** start of DATA PROVIDED **

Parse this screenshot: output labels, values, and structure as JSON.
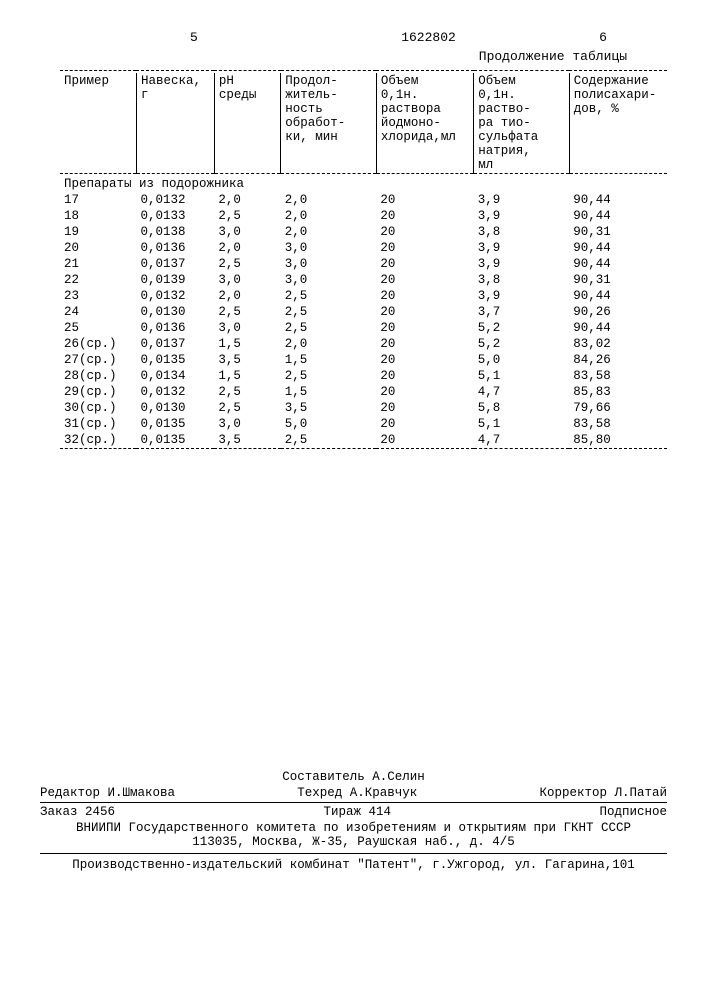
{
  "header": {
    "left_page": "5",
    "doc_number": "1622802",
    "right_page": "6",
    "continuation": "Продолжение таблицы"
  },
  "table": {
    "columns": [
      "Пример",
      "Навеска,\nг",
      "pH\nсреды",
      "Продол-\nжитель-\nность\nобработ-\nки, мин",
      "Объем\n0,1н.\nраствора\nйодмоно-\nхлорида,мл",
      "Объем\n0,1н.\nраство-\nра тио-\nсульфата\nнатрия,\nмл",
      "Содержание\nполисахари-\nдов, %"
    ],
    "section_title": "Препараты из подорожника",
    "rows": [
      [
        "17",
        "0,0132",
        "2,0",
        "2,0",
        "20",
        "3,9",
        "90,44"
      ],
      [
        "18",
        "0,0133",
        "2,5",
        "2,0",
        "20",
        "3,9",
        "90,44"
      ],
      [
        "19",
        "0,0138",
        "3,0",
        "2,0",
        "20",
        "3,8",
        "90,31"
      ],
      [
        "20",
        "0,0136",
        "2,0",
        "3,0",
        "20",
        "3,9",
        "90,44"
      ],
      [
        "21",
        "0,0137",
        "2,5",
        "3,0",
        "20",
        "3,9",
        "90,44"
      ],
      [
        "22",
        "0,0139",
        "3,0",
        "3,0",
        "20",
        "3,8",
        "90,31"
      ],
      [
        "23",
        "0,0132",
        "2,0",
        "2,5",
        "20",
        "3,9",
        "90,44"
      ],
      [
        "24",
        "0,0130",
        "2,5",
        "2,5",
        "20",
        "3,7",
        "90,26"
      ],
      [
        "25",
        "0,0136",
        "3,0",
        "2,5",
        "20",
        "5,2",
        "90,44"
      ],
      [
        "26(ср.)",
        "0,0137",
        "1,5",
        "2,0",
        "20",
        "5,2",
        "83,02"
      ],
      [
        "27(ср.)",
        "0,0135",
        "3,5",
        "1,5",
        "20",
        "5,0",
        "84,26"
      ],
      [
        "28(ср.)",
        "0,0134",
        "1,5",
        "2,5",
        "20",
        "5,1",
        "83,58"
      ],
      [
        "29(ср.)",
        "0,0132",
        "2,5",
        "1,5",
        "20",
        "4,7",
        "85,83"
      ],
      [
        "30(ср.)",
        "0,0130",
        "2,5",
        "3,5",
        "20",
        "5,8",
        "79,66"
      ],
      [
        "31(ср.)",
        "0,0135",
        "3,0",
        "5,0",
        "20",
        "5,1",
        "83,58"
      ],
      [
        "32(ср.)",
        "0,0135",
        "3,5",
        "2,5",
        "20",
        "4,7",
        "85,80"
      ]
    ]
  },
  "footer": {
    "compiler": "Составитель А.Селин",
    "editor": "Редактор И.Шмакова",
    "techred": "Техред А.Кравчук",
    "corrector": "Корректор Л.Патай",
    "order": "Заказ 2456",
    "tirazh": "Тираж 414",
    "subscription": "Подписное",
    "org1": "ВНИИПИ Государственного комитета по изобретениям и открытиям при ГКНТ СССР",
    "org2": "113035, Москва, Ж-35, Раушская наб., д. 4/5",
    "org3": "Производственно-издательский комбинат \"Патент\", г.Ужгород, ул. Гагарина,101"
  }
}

** end of DATA PROVIDED **
** start of DATA PROVIDED **

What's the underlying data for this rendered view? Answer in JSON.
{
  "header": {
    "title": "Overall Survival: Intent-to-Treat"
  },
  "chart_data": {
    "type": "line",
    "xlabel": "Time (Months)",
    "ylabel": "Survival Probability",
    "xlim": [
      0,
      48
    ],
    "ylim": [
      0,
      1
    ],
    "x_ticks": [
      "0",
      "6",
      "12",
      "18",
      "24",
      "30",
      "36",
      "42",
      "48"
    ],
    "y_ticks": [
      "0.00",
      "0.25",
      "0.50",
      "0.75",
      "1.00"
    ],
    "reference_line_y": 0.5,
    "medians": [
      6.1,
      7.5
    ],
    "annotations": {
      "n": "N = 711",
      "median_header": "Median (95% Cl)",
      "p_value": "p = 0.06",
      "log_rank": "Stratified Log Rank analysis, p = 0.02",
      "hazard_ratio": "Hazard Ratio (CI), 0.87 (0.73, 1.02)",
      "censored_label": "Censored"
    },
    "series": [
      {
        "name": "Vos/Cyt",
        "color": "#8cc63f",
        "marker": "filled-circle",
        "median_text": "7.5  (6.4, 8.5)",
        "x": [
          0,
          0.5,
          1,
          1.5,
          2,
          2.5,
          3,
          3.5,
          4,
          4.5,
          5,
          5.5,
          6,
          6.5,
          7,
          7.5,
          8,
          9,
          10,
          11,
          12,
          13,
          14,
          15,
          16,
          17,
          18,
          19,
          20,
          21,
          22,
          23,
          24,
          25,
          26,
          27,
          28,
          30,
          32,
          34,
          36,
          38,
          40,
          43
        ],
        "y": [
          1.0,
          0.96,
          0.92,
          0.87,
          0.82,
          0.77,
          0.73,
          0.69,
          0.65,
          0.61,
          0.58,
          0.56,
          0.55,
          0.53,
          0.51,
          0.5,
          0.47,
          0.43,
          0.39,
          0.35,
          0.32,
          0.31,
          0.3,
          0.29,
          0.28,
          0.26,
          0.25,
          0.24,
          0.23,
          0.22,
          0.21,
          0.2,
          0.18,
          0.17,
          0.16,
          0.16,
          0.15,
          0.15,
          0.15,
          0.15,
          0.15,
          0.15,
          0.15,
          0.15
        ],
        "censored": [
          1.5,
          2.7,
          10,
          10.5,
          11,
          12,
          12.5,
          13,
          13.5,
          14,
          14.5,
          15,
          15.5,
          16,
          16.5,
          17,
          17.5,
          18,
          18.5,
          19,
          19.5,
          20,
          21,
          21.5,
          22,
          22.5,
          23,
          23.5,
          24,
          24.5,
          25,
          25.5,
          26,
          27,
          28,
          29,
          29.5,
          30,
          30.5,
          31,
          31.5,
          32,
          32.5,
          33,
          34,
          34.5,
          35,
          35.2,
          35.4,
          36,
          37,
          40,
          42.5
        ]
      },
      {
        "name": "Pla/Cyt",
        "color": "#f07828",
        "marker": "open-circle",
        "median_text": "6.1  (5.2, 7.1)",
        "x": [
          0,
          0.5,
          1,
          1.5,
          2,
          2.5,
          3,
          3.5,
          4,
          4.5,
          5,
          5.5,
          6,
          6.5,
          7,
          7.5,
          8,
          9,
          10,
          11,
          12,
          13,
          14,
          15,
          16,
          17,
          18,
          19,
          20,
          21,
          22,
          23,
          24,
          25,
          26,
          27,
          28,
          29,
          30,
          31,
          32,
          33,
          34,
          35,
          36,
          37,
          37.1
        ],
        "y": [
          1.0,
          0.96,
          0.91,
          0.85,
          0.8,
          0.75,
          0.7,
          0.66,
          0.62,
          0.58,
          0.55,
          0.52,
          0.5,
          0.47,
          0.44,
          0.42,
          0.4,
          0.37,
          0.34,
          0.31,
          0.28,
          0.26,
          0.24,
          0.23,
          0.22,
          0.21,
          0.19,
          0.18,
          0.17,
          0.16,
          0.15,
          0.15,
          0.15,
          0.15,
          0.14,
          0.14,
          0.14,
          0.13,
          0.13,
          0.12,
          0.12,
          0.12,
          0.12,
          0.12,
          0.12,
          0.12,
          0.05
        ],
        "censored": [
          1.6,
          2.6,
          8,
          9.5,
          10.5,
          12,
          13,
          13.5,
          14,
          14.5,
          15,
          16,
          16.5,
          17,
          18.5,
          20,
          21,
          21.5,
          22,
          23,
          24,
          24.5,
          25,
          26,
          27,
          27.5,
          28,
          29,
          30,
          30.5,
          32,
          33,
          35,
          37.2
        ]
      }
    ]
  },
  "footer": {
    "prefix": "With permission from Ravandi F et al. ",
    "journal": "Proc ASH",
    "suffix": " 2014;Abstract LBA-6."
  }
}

** end of DATA PROVIDED **

# TASK REQUIREMENTS:
Scan the data above; copy every line where "circle" appears.

# OUTPUT BELOW:
        "marker": "filled-circle",
        "marker": "open-circle",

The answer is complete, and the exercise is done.